── DATASET ENTRIES ──

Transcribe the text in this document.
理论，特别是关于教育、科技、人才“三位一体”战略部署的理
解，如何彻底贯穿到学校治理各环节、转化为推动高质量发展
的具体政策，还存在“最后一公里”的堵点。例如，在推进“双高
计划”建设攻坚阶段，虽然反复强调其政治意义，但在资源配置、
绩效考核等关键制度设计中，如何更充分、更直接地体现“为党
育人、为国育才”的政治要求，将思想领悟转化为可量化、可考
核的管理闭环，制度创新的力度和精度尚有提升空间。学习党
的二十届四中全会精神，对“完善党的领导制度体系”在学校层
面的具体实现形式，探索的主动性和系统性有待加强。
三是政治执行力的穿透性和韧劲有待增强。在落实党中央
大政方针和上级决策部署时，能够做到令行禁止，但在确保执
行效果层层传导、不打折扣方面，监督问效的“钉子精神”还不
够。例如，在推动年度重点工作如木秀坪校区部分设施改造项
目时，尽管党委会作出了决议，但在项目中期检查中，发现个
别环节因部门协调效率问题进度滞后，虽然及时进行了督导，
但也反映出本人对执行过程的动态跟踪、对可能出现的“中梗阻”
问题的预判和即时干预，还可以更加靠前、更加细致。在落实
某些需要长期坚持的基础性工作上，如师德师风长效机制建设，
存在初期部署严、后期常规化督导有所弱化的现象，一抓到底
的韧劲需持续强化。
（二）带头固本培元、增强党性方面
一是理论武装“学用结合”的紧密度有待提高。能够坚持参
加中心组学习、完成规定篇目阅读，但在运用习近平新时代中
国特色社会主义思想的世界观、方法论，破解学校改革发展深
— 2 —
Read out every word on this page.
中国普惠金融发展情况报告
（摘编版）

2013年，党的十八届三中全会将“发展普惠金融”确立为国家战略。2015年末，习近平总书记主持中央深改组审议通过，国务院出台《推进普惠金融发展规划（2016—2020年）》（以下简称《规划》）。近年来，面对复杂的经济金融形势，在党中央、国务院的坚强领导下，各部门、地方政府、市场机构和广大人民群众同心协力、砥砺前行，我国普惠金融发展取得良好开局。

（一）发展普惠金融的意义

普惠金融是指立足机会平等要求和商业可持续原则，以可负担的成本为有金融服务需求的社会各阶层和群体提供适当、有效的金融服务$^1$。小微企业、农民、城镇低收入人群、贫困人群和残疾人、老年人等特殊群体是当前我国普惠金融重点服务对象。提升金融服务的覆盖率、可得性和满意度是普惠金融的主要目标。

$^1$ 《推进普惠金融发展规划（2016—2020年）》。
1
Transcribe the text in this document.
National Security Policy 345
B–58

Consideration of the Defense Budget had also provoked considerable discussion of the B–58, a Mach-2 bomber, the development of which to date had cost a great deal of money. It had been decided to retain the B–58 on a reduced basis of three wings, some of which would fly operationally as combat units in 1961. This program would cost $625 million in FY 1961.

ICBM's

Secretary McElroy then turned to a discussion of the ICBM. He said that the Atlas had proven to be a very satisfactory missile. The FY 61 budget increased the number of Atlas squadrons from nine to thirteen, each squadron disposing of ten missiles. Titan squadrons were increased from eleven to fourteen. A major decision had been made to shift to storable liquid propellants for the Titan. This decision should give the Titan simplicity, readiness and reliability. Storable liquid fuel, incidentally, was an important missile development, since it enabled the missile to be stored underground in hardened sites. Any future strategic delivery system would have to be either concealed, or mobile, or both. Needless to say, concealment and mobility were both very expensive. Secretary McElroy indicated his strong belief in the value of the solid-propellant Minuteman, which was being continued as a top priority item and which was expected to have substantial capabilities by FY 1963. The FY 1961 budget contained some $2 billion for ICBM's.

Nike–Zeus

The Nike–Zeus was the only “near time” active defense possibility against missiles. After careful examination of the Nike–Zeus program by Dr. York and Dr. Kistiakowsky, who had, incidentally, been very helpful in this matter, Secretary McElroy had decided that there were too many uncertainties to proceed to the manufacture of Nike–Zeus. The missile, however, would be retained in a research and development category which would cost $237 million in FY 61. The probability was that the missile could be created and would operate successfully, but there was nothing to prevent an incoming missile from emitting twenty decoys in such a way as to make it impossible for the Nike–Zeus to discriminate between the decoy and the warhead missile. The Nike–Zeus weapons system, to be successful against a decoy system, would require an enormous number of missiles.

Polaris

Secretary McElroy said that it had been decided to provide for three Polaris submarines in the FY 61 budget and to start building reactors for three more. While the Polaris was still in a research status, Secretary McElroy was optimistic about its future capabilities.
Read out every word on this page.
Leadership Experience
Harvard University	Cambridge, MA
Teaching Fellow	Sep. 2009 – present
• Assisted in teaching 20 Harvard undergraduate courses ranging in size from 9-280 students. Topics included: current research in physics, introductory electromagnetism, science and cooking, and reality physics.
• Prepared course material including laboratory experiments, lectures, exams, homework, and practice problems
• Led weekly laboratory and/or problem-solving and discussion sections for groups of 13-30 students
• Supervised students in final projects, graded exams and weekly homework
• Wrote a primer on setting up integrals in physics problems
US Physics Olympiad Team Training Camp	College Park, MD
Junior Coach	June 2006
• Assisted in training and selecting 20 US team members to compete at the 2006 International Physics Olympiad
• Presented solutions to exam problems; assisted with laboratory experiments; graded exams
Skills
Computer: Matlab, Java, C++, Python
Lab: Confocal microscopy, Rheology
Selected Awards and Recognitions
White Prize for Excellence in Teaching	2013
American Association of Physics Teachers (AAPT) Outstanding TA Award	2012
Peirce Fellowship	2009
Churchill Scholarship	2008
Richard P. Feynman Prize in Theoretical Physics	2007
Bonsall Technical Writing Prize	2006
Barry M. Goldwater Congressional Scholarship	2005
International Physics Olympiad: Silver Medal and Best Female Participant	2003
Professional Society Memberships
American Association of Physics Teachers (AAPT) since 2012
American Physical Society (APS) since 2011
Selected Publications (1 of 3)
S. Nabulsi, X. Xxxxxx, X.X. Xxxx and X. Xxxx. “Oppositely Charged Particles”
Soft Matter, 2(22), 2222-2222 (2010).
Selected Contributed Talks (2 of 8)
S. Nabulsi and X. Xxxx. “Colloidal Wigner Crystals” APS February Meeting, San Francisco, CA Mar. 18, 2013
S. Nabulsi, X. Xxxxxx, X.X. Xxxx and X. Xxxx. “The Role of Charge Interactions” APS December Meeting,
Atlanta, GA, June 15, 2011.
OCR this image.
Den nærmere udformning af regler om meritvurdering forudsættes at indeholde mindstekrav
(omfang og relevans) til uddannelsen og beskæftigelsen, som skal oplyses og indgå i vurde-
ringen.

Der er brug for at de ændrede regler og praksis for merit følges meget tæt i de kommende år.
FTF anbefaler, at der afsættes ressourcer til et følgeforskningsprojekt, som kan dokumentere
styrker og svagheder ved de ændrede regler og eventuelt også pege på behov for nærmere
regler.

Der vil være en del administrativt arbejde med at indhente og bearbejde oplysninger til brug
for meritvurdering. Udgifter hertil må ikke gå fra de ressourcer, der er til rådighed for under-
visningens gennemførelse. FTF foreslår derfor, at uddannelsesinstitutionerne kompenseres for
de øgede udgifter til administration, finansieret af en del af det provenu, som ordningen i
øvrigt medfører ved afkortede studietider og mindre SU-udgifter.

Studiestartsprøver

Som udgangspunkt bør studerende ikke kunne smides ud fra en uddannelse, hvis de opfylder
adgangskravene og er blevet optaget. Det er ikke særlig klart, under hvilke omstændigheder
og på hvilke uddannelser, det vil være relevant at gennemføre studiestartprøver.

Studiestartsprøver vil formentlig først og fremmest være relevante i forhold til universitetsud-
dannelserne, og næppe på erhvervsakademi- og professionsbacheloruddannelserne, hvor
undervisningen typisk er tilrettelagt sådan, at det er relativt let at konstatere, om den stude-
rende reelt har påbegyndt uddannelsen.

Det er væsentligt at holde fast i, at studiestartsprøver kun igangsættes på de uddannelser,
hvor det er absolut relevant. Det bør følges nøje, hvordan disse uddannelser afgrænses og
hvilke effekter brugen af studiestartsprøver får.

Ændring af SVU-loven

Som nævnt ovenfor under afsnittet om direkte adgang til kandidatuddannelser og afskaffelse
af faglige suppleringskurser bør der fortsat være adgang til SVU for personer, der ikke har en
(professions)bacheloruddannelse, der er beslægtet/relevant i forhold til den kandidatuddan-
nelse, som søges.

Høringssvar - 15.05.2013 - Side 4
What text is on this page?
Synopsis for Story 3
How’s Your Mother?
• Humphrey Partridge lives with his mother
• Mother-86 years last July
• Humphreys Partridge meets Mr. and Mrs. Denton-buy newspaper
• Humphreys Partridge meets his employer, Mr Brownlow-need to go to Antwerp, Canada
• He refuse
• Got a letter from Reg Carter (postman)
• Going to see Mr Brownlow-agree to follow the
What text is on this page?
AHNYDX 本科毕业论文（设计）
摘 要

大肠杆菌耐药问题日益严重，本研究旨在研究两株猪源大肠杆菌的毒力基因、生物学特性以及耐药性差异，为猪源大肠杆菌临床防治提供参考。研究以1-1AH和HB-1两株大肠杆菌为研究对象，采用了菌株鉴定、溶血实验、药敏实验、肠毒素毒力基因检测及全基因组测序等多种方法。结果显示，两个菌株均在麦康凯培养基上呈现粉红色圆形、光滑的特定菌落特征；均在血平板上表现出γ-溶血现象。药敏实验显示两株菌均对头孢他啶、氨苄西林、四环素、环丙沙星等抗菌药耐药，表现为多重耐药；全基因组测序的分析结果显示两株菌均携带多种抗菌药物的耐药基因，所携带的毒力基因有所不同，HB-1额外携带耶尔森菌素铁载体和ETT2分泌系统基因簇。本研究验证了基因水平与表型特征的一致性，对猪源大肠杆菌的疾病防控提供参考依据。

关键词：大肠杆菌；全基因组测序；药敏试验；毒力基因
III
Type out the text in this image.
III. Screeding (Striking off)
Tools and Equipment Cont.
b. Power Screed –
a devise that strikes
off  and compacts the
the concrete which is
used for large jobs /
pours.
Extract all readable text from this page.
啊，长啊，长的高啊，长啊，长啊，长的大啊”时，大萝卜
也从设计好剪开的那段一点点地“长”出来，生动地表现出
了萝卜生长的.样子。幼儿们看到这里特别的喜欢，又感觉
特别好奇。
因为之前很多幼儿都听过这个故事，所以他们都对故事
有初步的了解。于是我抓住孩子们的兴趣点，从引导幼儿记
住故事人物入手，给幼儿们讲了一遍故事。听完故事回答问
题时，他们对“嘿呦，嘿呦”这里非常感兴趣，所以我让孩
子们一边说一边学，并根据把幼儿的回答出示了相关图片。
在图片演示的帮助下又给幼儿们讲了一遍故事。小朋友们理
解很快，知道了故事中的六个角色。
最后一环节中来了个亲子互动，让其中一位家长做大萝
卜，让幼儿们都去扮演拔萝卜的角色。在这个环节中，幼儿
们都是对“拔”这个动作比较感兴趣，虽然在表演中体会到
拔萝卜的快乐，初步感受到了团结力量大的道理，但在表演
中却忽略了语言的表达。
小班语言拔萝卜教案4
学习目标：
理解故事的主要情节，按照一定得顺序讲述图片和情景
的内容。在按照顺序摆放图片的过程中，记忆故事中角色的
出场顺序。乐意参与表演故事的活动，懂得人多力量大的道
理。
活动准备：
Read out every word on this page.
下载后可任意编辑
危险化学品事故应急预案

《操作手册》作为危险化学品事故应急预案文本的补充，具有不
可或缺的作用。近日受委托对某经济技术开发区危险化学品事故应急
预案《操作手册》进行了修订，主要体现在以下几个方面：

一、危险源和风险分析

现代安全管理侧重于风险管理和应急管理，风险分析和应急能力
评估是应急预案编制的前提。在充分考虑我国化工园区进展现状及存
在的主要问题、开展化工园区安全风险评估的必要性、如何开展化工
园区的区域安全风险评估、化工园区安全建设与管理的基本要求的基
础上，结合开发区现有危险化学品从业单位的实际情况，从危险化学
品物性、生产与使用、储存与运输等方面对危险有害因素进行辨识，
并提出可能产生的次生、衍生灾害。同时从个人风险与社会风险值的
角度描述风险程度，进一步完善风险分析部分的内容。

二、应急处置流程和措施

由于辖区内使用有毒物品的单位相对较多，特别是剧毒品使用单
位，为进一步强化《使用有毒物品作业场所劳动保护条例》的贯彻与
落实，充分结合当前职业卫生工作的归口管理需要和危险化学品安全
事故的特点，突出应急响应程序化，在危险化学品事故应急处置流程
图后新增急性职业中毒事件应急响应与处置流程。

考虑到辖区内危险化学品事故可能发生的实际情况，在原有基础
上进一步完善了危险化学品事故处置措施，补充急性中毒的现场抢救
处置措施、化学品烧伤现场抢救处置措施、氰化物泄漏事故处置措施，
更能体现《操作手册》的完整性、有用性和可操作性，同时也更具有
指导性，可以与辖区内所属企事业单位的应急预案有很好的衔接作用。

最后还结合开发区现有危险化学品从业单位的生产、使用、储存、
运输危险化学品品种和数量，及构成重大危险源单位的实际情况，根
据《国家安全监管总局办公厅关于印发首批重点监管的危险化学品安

───

Locate the word "ICBM" in the records and collect each line it appears in.

ICBM's
Secretary McElroy then turned to a discussion of the ICBM. He said that the Atlas had proven to be a very satisfactory missile. The FY 61 budget increased the number of Atlas squadrons from nine to thirteen, each squadron disposing of ten missiles. Titan squadrons were increased from eleven to fourteen. A major decision had been made to shift to storable liquid propellants for the Titan. This decision should give the Titan simplicity, readiness and reliability. Storable liquid fuel, incidentally, was an important missile development, since it enabled the missile to be stored underground in hardened sites. Any future strategic delivery system would have to be either concealed, or mobile, or both. Needless to say, concealment and mobility were both very expensive. Secretary McElroy indicated his strong belief in the value of the solid-propellant Minuteman, which was being continued as a top priority item and which was expected to have substantial capabilities by FY 1963. The FY 1961 budget contained some $2 billion for ICBM's.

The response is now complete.